*What you will do:* Sift the material for lines containing "крестьянского", and return them.
begin Information shown
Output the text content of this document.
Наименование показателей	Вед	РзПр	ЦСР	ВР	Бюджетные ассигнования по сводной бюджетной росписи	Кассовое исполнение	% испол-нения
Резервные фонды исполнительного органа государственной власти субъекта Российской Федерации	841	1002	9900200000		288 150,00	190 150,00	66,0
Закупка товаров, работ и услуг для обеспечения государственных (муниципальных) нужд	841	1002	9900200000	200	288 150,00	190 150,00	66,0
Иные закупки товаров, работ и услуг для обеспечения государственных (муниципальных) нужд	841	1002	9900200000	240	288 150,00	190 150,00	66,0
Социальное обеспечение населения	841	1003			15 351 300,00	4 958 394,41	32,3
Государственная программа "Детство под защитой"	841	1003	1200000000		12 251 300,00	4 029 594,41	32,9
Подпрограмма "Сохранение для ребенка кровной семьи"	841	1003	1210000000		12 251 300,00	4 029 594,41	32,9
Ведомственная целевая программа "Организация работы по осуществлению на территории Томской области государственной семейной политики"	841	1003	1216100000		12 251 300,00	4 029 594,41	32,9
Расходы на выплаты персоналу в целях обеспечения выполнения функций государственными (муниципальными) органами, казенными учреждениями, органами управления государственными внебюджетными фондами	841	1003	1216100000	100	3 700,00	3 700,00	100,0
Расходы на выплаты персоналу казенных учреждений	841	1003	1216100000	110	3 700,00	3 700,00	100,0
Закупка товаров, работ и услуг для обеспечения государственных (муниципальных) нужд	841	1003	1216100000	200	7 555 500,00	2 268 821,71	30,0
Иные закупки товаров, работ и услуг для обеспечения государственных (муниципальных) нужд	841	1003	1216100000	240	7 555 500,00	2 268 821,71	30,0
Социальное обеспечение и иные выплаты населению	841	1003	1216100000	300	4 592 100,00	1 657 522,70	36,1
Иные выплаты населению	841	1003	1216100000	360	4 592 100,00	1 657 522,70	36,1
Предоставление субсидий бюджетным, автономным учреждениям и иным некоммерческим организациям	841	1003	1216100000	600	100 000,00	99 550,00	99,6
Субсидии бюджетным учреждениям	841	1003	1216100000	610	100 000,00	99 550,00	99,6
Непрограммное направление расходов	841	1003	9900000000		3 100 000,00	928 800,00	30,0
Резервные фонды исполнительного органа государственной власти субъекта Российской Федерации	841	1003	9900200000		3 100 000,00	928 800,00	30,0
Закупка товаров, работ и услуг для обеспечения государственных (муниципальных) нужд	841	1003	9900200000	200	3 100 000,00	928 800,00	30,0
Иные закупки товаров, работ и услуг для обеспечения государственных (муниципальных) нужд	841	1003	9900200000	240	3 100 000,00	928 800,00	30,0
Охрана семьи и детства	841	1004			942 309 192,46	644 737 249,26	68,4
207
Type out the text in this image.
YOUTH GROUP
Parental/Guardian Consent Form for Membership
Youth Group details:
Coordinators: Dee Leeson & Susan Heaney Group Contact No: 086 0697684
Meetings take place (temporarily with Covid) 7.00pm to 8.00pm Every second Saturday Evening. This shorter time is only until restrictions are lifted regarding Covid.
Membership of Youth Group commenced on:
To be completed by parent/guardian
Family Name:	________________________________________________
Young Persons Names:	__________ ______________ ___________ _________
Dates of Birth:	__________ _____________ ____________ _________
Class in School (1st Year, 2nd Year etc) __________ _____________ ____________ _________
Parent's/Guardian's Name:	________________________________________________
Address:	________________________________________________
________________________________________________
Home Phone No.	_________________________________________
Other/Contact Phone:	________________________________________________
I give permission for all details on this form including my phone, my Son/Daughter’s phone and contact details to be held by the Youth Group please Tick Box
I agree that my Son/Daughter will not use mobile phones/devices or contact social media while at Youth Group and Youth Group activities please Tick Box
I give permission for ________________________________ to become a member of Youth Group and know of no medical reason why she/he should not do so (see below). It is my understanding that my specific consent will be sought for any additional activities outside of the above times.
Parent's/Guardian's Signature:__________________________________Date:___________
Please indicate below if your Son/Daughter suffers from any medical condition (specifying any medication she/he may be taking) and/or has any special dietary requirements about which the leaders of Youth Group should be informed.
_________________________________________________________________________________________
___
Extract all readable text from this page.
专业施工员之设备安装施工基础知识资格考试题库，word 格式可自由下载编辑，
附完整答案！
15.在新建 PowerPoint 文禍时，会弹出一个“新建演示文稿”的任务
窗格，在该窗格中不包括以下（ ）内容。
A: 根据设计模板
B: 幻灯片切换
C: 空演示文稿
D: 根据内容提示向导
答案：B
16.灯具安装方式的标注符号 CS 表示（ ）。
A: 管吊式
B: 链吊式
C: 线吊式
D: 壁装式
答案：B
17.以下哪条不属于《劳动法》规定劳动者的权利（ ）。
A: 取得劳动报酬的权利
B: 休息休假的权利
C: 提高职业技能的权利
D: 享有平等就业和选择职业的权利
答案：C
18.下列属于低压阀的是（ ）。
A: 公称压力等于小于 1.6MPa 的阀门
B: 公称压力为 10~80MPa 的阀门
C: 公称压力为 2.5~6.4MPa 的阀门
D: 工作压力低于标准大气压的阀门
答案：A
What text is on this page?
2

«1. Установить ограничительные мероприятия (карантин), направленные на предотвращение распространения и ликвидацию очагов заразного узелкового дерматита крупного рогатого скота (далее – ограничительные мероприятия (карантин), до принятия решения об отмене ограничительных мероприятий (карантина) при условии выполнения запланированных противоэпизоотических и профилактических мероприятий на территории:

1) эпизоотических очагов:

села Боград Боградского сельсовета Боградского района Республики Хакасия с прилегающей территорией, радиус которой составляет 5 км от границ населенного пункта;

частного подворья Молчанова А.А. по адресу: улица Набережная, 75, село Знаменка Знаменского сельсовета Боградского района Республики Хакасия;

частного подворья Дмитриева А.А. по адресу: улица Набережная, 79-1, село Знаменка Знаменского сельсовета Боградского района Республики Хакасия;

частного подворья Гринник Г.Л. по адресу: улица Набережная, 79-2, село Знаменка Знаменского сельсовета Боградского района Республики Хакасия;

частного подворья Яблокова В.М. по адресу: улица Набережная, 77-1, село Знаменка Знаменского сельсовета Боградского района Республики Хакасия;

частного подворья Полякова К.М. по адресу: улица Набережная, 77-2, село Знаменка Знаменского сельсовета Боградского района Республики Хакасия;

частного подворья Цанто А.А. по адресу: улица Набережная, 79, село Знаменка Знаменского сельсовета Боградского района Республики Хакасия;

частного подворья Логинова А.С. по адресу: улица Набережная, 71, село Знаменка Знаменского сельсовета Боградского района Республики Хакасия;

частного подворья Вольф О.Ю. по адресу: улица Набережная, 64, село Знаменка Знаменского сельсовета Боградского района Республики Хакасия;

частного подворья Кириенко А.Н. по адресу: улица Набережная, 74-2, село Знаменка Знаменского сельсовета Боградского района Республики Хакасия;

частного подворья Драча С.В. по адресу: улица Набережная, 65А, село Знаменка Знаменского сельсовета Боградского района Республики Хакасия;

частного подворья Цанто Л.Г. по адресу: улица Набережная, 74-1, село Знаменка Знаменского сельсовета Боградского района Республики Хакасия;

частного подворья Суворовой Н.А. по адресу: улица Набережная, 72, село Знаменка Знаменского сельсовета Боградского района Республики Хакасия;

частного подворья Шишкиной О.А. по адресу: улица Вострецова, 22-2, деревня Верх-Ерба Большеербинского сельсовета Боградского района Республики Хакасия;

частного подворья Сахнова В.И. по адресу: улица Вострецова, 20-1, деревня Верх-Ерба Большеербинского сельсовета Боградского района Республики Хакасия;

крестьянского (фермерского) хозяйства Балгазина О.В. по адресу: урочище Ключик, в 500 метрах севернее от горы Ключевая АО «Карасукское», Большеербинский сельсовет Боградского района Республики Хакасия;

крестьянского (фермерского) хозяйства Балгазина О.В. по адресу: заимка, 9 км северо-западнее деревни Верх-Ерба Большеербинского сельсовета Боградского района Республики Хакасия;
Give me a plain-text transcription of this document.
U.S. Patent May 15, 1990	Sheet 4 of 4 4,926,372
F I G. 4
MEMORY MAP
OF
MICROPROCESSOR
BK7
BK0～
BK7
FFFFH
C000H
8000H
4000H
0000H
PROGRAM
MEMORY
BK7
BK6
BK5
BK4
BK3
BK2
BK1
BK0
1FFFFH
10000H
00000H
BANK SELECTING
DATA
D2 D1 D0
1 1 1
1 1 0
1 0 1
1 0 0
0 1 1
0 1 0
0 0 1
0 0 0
end Information shown
*Response to the exercise:*
крестьянского (фермерского) хозяйства Балгазина О.В. по адресу: урочище Ключик, в 500 метрах севернее от горы Ключевая АО «Карасукское», Большеербинский сельсовет Боградского района Республики Хакасия;
крестьянского (фермерского) хозяйства Балгазина О.В. по адресу: заимка, 9 км северо-западнее деревни Верх-Ерба Большеербинского сельсовета Боградского района Республики Хакасия;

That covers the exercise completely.